**What this task involves:** Reproduce the entries word for word, and omit any picture you find in them.

━━━ Rows ━━━

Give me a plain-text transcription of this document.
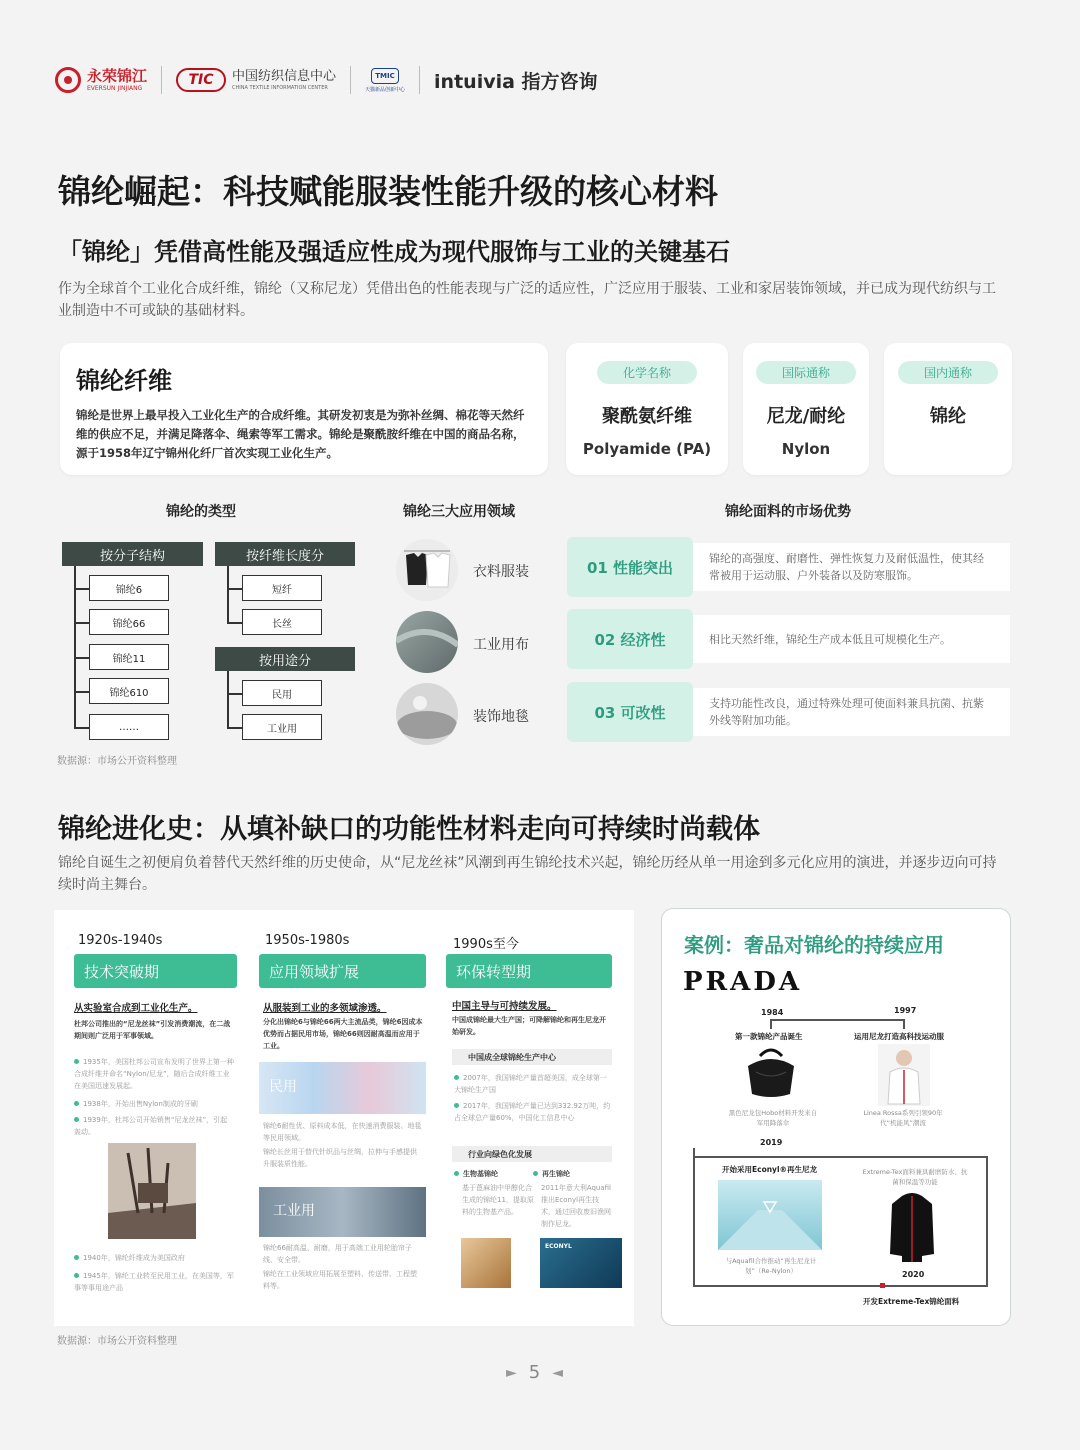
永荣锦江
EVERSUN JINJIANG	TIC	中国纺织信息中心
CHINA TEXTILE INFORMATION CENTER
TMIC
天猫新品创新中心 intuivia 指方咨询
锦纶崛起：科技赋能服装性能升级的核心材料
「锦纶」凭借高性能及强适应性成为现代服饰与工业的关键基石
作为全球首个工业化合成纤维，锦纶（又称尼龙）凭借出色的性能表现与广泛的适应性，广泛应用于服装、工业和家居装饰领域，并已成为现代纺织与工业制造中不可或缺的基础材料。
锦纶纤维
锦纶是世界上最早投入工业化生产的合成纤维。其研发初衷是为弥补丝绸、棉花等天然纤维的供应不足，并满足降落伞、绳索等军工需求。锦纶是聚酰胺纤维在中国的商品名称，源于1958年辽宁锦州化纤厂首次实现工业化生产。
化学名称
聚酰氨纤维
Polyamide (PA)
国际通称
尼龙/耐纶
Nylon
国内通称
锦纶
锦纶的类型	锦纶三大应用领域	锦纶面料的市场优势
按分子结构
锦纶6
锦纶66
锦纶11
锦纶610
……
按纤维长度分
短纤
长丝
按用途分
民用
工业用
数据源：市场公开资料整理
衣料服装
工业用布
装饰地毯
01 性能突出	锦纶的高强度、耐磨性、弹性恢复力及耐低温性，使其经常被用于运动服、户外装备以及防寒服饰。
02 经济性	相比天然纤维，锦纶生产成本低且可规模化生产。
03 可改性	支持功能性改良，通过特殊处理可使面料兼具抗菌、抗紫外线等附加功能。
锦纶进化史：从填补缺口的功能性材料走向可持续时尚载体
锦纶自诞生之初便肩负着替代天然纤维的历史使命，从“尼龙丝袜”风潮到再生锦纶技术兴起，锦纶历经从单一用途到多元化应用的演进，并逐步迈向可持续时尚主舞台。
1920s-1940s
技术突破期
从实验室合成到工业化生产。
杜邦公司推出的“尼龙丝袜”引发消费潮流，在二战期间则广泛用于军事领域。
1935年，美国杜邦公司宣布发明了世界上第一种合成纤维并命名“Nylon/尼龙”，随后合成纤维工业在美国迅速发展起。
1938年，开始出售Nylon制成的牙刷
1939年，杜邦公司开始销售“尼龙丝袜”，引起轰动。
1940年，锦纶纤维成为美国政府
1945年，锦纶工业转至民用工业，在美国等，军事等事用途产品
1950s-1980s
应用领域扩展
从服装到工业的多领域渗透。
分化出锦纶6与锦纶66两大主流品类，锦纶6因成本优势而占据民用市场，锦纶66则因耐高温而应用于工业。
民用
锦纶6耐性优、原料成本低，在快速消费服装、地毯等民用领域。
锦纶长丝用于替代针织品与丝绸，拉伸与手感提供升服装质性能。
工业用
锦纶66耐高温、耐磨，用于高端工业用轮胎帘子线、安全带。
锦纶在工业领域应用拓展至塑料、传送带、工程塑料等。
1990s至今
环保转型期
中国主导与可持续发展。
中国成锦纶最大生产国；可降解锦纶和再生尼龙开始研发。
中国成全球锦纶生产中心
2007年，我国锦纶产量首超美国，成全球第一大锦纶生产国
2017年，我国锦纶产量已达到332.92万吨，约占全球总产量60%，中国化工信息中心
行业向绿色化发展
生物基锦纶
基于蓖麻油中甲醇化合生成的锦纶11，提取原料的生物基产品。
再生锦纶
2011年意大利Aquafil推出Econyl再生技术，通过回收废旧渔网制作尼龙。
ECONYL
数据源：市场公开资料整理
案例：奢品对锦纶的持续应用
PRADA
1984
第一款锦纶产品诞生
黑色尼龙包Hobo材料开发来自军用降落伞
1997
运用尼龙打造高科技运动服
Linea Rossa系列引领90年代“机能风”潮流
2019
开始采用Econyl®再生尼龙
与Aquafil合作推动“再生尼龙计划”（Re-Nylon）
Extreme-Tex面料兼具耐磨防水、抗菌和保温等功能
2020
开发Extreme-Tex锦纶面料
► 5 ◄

━━━

**Response:**
Give me a plain-text transcription of this document.
永荣锦江
EVERSUN JINJIANG	TIC	中国纺织信息中心
CHINA TEXTILE INFORMATION CENTER
TMIC
天猫新品创新中心 intuivia 指方咨询
锦纶崛起：科技赋能服装性能升级的核心材料
「锦纶」凭借高性能及强适应性成为现代服饰与工业的关键基石
作为全球首个工业化合成纤维，锦纶（又称尼龙）凭借出色的性能表现与广泛的适应性，广泛应用于服装、工业和家居装饰领域，并已成为现代纺织与工业制造中不可或缺的基础材料。
锦纶纤维
锦纶是世界上最早投入工业化生产的合成纤维。其研发初衷是为弥补丝绸、棉花等天然纤维的供应不足，并满足降落伞、绳索等军工需求。锦纶是聚酰胺纤维在中国的商品名称，源于1958年辽宁锦州化纤厂首次实现工业化生产。
化学名称
聚酰氨纤维
Polyamide (PA)
国际通称
尼龙/耐纶
Nylon
国内通称
锦纶
锦纶的类型	锦纶三大应用领域	锦纶面料的市场优势
按分子结构
锦纶6
锦纶66
锦纶11
锦纶610
……
按纤维长度分
短纤
长丝
按用途分
民用
工业用
数据源：市场公开资料整理
衣料服装
工业用布
装饰地毯
01 性能突出	锦纶的高强度、耐磨性、弹性恢复力及耐低温性，使其经常被用于运动服、户外装备以及防寒服饰。
02 经济性	相比天然纤维，锦纶生产成本低且可规模化生产。
03 可改性	支持功能性改良，通过特殊处理可使面料兼具抗菌、抗紫外线等附加功能。
锦纶进化史：从填补缺口的功能性材料走向可持续时尚载体
锦纶自诞生之初便肩负着替代天然纤维的历史使命，从“尼龙丝袜”风潮到再生锦纶技术兴起，锦纶历经从单一用途到多元化应用的演进，并逐步迈向可持续时尚主舞台。
1920s-1940s
技术突破期
从实验室合成到工业化生产。
杜邦公司推出的“尼龙丝袜”引发消费潮流，在二战期间则广泛用于军事领域。
1935年，美国杜邦公司宣布发明了世界上第一种合成纤维并命名“Nylon/尼龙”，随后合成纤维工业在美国迅速发展起。
1938年，开始出售Nylon制成的牙刷
1939年，杜邦公司开始销售“尼龙丝袜”，引起轰动。
1940年，锦纶纤维成为美国政府
1945年，锦纶工业转至民用工业，在美国等，军事等事用途产品
1950s-1980s
应用领域扩展
从服装到工业的多领域渗透。
分化出锦纶6与锦纶66两大主流品类，锦纶6因成本优势而占据民用市场，锦纶66则因耐高温而应用于工业。
民用
锦纶6耐性优、原料成本低，在快速消费服装、地毯等民用领域。
锦纶长丝用于替代针织品与丝绸，拉伸与手感提供升服装质性能。
工业用
锦纶66耐高温、耐磨，用于高端工业用轮胎帘子线、安全带。
锦纶在工业领域应用拓展至塑料、传送带、工程塑料等。
1990s至今
环保转型期
中国主导与可持续发展。
中国成锦纶最大生产国；可降解锦纶和再生尼龙开始研发。
中国成全球锦纶生产中心
2007年，我国锦纶产量首超美国，成全球第一大锦纶生产国
2017年，我国锦纶产量已达到332.92万吨，约占全球总产量60%，中国化工信息中心
行业向绿色化发展
生物基锦纶
基于蓖麻油中甲醇化合生成的锦纶11，提取原料的生物基产品。
再生锦纶
2011年意大利Aquafil推出Econyl再生技术，通过回收废旧渔网制作尼龙。
ECONYL
数据源：市场公开资料整理
案例：奢品对锦纶的持续应用
PRADA
1984
第一款锦纶产品诞生
黑色尼龙包Hobo材料开发来自军用降落伞
1997
运用尼龙打造高科技运动服
Linea Rossa系列引领90年代“机能风”潮流
2019
开始采用Econyl®再生尼龙
与Aquafil合作推动“再生尼龙计划”（Re-Nylon）
Extreme-Tex面料兼具耐磨防水、抗菌和保温等功能
2020
开发Extreme-Tex锦纶面料
► 5 ◄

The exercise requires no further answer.